*Compiti da svolgere*:
**a.** Rispondi alle domande seguenti, riferite alla riflessione su Moussa Balde:
(i) Da quale paese veniva Moussa Balde?
(ii) In quale chiesa si tiene la preghiera di lunedì 31 maggio?
(iii) Secondo il testo, dove si muore assiderati di notte?
**b.** Prosegui la riflessione su Moussa Balde a partire dall'ultima frase riportata.

*Brano scelto*:
* * *

Vi proponiamo di seguito la riflessione del nostro direttore, Sergio Durando, pubblicata sul settimanale diocesano La Voce e il Tempo il 27 maggio. Moussa Balde, 23 anni, veniva dalla Guinea Conakry: si è impiccato lo scorso 23 maggio nel CPR (Centro di permanenza per il rimpatrio) di corso Brunelleschi. Lunedì 31 maggio alle 19 nella chiesa dei Santi Martiri a Torino l’Arcivescovo Nosiglia presiede una preghiera in suffragio del giovane.
Si muore durante il viaggio. Si muore cercando di oltrepassare le frontiere. Si muore nelle acque del mare. Si muore assiderati di notte sulle montagne nel passaggio tra l’Italia e la Francia. Le frontiere, che per alcuni significano protezione, per altri sono il simbolo del passaggio alla morte.
Si muore «lentamente» nell’indifferenza generale, si muore anche quando finalmente si è «arrivati» e il viaggio sembra finito, ma non si «arriva» mai. Muoiono le persone che diventano invisibili, muoiono le persone che continuano a subire violenze fisiche e strutturali. Muore chi non ha un «posto», chi non ha diritti.

* * *

Righe con riquadri etichettati
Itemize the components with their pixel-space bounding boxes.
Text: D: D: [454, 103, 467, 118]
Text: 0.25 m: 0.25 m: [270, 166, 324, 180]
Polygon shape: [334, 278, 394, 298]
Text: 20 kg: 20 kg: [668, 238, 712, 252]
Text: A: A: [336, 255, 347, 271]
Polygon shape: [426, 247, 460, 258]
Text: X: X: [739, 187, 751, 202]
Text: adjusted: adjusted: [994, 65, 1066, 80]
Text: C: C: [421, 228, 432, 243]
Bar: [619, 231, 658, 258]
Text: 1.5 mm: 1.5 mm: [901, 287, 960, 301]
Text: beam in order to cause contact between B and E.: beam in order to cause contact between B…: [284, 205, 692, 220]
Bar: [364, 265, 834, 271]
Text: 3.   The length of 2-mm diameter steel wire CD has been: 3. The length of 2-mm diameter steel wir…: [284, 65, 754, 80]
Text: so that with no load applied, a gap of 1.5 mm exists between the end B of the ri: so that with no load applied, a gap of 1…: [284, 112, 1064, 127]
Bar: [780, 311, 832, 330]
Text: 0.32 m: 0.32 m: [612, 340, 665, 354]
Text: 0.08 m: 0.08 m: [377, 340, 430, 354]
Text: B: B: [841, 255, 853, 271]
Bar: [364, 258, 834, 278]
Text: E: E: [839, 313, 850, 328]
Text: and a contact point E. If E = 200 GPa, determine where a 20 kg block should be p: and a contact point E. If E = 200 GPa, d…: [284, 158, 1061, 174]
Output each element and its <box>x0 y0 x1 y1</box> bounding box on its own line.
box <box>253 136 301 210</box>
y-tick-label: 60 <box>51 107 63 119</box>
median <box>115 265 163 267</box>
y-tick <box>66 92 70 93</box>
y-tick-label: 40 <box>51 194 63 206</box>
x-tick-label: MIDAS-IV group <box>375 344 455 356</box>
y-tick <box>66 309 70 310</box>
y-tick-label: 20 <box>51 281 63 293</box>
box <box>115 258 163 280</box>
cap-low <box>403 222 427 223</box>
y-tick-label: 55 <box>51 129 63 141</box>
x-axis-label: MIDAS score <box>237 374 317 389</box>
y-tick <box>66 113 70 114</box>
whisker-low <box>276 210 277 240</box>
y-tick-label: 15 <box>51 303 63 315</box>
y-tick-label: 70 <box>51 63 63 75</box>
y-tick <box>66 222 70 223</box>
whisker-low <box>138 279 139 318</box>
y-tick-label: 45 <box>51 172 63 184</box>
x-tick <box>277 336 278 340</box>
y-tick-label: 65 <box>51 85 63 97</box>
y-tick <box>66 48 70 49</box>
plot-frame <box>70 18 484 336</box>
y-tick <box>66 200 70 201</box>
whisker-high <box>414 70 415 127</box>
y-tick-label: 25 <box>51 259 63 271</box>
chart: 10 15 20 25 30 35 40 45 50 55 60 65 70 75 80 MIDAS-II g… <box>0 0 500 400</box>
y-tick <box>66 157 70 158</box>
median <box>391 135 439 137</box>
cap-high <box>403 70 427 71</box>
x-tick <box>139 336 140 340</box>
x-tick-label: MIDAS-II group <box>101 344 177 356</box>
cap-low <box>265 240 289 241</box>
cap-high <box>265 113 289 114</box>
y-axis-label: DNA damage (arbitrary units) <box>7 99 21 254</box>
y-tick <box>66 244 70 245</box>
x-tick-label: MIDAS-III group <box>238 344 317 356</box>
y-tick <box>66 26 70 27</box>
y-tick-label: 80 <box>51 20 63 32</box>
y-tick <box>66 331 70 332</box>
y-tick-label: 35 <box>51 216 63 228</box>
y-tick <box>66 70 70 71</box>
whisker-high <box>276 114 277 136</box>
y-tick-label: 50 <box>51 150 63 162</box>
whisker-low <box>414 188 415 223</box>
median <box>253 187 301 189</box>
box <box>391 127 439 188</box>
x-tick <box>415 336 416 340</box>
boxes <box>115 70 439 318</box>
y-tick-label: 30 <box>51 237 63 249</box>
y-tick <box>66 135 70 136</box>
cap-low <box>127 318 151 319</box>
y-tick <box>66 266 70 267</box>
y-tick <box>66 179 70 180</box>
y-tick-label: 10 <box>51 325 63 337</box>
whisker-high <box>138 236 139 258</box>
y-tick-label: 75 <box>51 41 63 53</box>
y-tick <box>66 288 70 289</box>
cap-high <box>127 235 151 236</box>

* * *

*Risposte ai compiti*:
**a.**
(i) Dalla Guinea Conakry.
(ii) Nella chiesa dei Santi Martiri a Torino.
(iii) Sulle montagne, nel passaggio tra l'Italia e la Francia.

**b.**
A Torino Musa Balde, 23 anni, originario della Guinea Conakry, era in attesa di un rimpatrio che avrebbe messo fine ad un sogno, ad un progetto, ad un investimento. Musa ha interrotto l’attesa impiccandosi con le lenzuola della camera dove si trovava in isolamento per motivi sanitari. Fine! Il suo gesto ci dice che ha considerato il suicidio l’unico modo per uscire da un Centro che gli negava la libertà e il futuro. Ha voluto mettere fine a una sofferenza divenuta per lui «insopportabile».
La morte di Musa apre uno tra i tanti interrogativi scomodi per il nostro Paese e per il nostro ordinamento giuridico, su come l’immigrazione viene gestita, sui costi «economici» e «umani» di certe «strutture di morte». Ancora una volta perde la vita un giovane in cerca di un futuro dignitoso, la cui speranza si è frantumata con il diniego del riconoscimento dei documenti. In questi casi subentra la povertà e la vulnerabilità di chi diventa «irregolare» e si ritrova per strada. Lo sguardo di pregiudizi, diffidenza, indifferenza lo si percepisce addosso, su un corpo privato di dignità.
Per Muse la strada ha significato subire la violenza pesante di tre uomini a Ventimiglia. Ha vissuto sul suo corpo la rabbia di bastonate, calci, colpi e ha visto con i suoi occhi un mondo al contrario, dove la vittima viene rinchiusa in un Cpr (Centro di permanenza e rimpatrio) e i carnefici lasciati liberi. Forse il vissuto di Muse gli ha tolto la naturale capacità di reazione e di resilienza di questi giovani ragazzi. Forse faceva parte di quella nuova categoria di soggetto «fragile», «vulnerabile» con un marcato malessere psicologico. Chissà?!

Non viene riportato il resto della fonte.